Start of Working data

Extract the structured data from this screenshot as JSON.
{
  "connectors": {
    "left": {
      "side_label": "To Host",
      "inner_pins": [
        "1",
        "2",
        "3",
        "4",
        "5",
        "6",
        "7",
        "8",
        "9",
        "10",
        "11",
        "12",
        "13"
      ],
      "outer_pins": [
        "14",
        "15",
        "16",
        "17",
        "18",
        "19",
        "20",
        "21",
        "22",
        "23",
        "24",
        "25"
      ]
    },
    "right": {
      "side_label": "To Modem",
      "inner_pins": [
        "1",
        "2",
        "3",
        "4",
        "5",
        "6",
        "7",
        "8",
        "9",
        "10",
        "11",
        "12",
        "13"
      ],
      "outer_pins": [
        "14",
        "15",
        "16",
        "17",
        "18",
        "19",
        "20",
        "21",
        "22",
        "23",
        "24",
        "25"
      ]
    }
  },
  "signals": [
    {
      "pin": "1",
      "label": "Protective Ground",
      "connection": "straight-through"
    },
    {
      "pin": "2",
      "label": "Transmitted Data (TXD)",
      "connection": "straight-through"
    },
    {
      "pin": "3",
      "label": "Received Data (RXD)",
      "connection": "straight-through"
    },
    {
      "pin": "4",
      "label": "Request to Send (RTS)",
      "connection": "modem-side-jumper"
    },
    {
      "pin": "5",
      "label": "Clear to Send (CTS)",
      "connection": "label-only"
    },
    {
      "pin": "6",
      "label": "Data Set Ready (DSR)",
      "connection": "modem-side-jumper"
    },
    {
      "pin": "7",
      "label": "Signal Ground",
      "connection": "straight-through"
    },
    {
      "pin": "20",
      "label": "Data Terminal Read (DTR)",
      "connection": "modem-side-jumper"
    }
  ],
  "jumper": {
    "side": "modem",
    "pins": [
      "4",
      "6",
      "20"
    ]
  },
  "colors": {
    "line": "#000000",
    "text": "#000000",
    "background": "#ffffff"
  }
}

End of Working data

Print out every entry, keeping each one exact.

Finished task:
Extract the structured data from this screenshot as JSON.
{
  "connectors": {
    "left": {
      "side_label": "To Host",
      "inner_pins": [
        "1",
        "2",
        "3",
        "4",
        "5",
        "6",
        "7",
        "8",
        "9",
        "10",
        "11",
        "12",
        "13"
      ],
      "outer_pins": [
        "14",
        "15",
        "16",
        "17",
        "18",
        "19",
        "20",
        "21",
        "22",
        "23",
        "24",
        "25"
      ]
    },
    "right": {
      "side_label": "To Modem",
      "inner_pins": [
        "1",
        "2",
        "3",
        "4",
        "5",
        "6",
        "7",
        "8",
        "9",
        "10",
        "11",
        "12",
        "13"
      ],
      "outer_pins": [
        "14",
        "15",
        "16",
        "17",
        "18",
        "19",
        "20",
        "21",
        "22",
        "23",
        "24",
        "25"
      ]
    }
  },
  "signals": [
    {
      "pin": "1",
      "label": "Protective Ground",
      "connection": "straight-through"
    },
    {
      "pin": "2",
      "label": "Transmitted Data (TXD)",
      "connection": "straight-through"
    },
    {
      "pin": "3",
      "label": "Received Data (RXD)",
      "connection": "straight-through"
    },
    {
      "pin": "4",
      "label": "Request to Send (RTS)",
      "connection": "modem-side-jumper"
    },
    {
      "pin": "5",
      "label": "Clear to Send (CTS)",
      "connection": "label-only"
    },
    {
      "pin": "6",
      "label": "Data Set Ready (DSR)",
      "connection": "modem-side-jumper"
    },
    {
      "pin": "7",
      "label": "Signal Ground",
      "connection": "straight-through"
    },
    {
      "pin": "20",
      "label": "Data Terminal Read (DTR)",
      "connection": "modem-side-jumper"
    }
  ],
  "jumper": {
    "side": "modem",
    "pins": [
      "4",
      "6",
      "20"
    ]
  },
  "colors": {
    "line": "#000000",
    "text": "#000000",
    "background": "#ffffff"
  }
}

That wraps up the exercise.